Problems to solve >>
a – In the text on CISPA below, which organization reported that pro-CISPA groups outspent the bill's opponents on lobbying?
b – Reproduce the part of the text on CISPA below, starting at "According to the" and ending at "just $4.3 million).".

Text segment >>
++++++++++++++++++++
The Cyber Intelligence Sharing and Protection Act (CISPA) passes the U.S. House despite privacy concerns and the threat of presidential veto.
A controversial bill designed to help companies share information on cyber threats with the U.S. government was passed by the House of Representatives on Thursday – despite concerns over privacy.
The Cyber Intelligence Sharing and Protection Act (CISPA) will allow the U.S. government to rapidly share information on threats with private companies. The bill is backed by lobbying group Technet, representing big technology companies such as IBM, AT&T, Intel, McAfee, Yahoo! and Cisco. But Facebook and Microsoft recently rescinded support and Google has declined to take a position. Opponents include privacy advocates such as ACLU, EFF, and Avaaz.
According to the Sunlight Foundation, pro-CISPA organizations outspent opponents of the bill by 140X (from 2011 through the third quarter of 2012, backers of CISPA spent $605 million on lobbying; anti-CISPA groups spent just $4.3 million).
++++++++++++++++++++
Collected data >>

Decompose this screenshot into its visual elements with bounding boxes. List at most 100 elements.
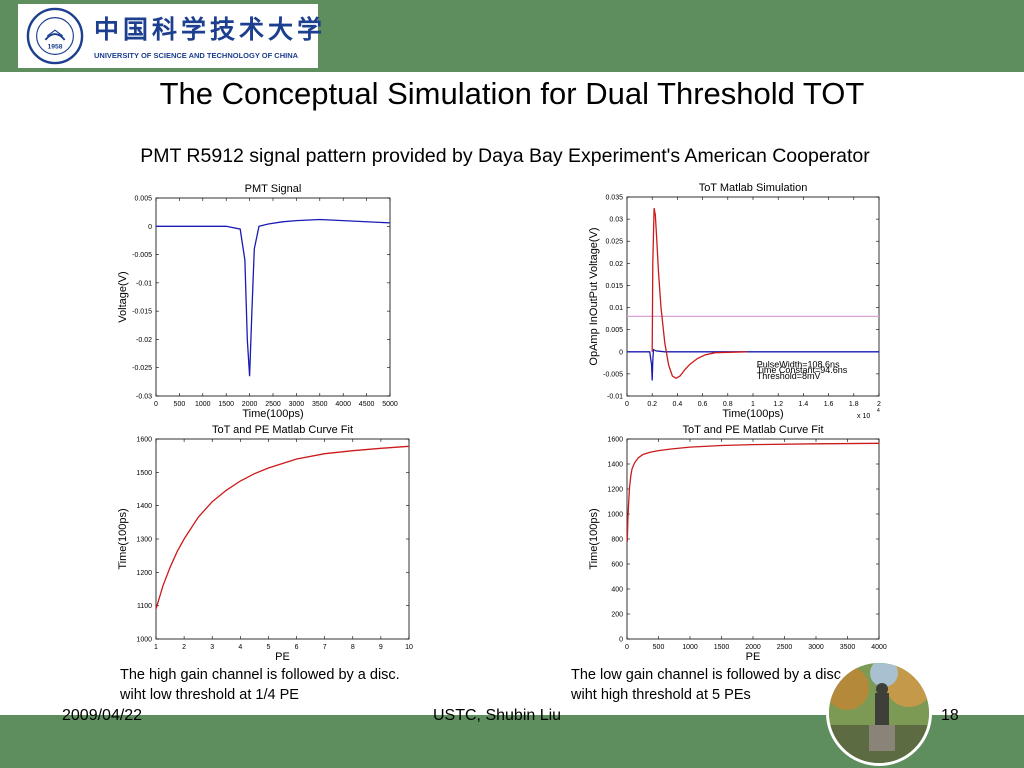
++++++++++++++++++++
Exercise results >>
a – The Sunlight Foundation

b –
According to the Sunlight Foundation, pro-CISPA organizations outspent opponents of the bill by 140X (from 2011 through the third quarter of 2012, backers of CISPA spent $605 million on lobbying; anti-CISPA groups spent just $4.3 million).